## Problem requirements
Write the data out again in full, with no departure from the original.

(Excerpts from an interface dataset)
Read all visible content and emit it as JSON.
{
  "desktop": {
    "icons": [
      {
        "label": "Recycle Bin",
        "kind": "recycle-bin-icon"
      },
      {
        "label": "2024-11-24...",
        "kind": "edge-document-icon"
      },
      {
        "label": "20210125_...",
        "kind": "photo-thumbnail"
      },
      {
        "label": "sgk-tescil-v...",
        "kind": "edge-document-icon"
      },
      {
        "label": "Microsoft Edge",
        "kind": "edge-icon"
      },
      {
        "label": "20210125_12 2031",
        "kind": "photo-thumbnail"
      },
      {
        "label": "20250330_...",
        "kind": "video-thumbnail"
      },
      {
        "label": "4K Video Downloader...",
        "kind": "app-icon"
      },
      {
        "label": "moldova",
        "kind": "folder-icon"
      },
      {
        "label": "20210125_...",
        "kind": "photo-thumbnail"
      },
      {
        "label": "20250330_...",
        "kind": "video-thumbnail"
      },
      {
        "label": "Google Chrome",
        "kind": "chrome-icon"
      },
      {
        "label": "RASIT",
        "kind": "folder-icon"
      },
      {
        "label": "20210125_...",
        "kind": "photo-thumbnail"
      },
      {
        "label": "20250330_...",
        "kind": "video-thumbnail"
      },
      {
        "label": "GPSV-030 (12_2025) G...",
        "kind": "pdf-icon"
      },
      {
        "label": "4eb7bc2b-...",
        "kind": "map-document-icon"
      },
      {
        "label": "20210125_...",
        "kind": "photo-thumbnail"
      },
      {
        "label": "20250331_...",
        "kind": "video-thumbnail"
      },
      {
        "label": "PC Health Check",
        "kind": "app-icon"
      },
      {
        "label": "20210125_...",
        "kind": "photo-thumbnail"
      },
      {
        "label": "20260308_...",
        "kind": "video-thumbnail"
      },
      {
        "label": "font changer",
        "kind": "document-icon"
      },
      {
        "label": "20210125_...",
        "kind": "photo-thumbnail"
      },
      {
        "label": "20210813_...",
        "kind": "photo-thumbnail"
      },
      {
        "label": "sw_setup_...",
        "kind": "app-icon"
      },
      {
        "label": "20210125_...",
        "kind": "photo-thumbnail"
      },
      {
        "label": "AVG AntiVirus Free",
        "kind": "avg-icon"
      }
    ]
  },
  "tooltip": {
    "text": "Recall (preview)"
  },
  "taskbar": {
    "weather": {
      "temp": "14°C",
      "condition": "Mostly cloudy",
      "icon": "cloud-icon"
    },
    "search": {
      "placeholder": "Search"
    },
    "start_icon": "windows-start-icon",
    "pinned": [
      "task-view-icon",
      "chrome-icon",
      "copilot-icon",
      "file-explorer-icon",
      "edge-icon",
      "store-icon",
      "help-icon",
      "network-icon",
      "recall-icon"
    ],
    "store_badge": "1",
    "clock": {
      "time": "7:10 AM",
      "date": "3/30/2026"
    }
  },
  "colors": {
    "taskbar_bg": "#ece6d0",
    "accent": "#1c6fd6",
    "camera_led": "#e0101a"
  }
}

## Task output
Read all visible content and emit it as JSON.
{
  "desktop": {
    "icons": [
      {
        "label": "Recycle Bin",
        "kind": "recycle-bin-icon"
      },
      {
        "label": "2024-11-24...",
        "kind": "edge-document-icon"
      },
      {
        "label": "20210125_...",
        "kind": "photo-thumbnail"
      },
      {
        "label": "sgk-tescil-v...",
        "kind": "edge-document-icon"
      },
      {
        "label": "Microsoft Edge",
        "kind": "edge-icon"
      },
      {
        "label": "20210125_12 2031",
        "kind": "photo-thumbnail"
      },
      {
        "label": "20250330_...",
        "kind": "video-thumbnail"
      },
      {
        "label": "4K Video Downloader...",
        "kind": "app-icon"
      },
      {
        "label": "moldova",
        "kind": "folder-icon"
      },
      {
        "label": "20210125_...",
        "kind": "photo-thumbnail"
      },
      {
        "label": "20250330_...",
        "kind": "video-thumbnail"
      },
      {
        "label": "Google Chrome",
        "kind": "chrome-icon"
      },
      {
        "label": "RASIT",
        "kind": "folder-icon"
      },
      {
        "label": "20210125_...",
        "kind": "photo-thumbnail"
      },
      {
        "label": "20250330_...",
        "kind": "video-thumbnail"
      },
      {
        "label": "GPSV-030 (12_2025) G...",
        "kind": "pdf-icon"
      },
      {
        "label": "4eb7bc2b-...",
        "kind": "map-document-icon"
      },
      {
        "label": "20210125_...",
        "kind": "photo-thumbnail"
      },
      {
        "label": "20250331_...",
        "kind": "video-thumbnail"
      },
      {
        "label": "PC Health Check",
        "kind": "app-icon"
      },
      {
        "label": "20210125_...",
        "kind": "photo-thumbnail"
      },
      {
        "label": "20260308_...",
        "kind": "video-thumbnail"
      },
      {
        "label": "font changer",
        "kind": "document-icon"
      },
      {
        "label": "20210125_...",
        "kind": "photo-thumbnail"
      },
      {
        "label": "20210813_...",
        "kind": "photo-thumbnail"
      },
      {
        "label": "sw_setup_...",
        "kind": "app-icon"
      },
      {
        "label": "20210125_...",
        "kind": "photo-thumbnail"
      },
      {
        "label": "AVG AntiVirus Free",
        "kind": "avg-icon"
      }
    ]
  },
  "tooltip": {
    "text": "Recall (preview)"
  },
  "taskbar": {
    "weather": {
      "temp": "14°C",
      "condition": "Mostly cloudy",
      "icon": "cloud-icon"
    },
    "search": {
      "placeholder": "Search"
    },
    "start_icon": "windows-start-icon",
    "pinned": [
      "task-view-icon",
      "chrome-icon",
      "copilot-icon",
      "file-explorer-icon",
      "edge-icon",
      "store-icon",
      "help-icon",
      "network-icon",
      "recall-icon"
    ],
    "store_badge": "1",
    "clock": {
      "time": "7:10 AM",
      "date": "3/30/2026"
    }
  },
  "colors": {
    "taskbar_bg": "#ece6d0",
    "accent": "#1c6fd6",
    "camera_led": "#e0101a"
  }
}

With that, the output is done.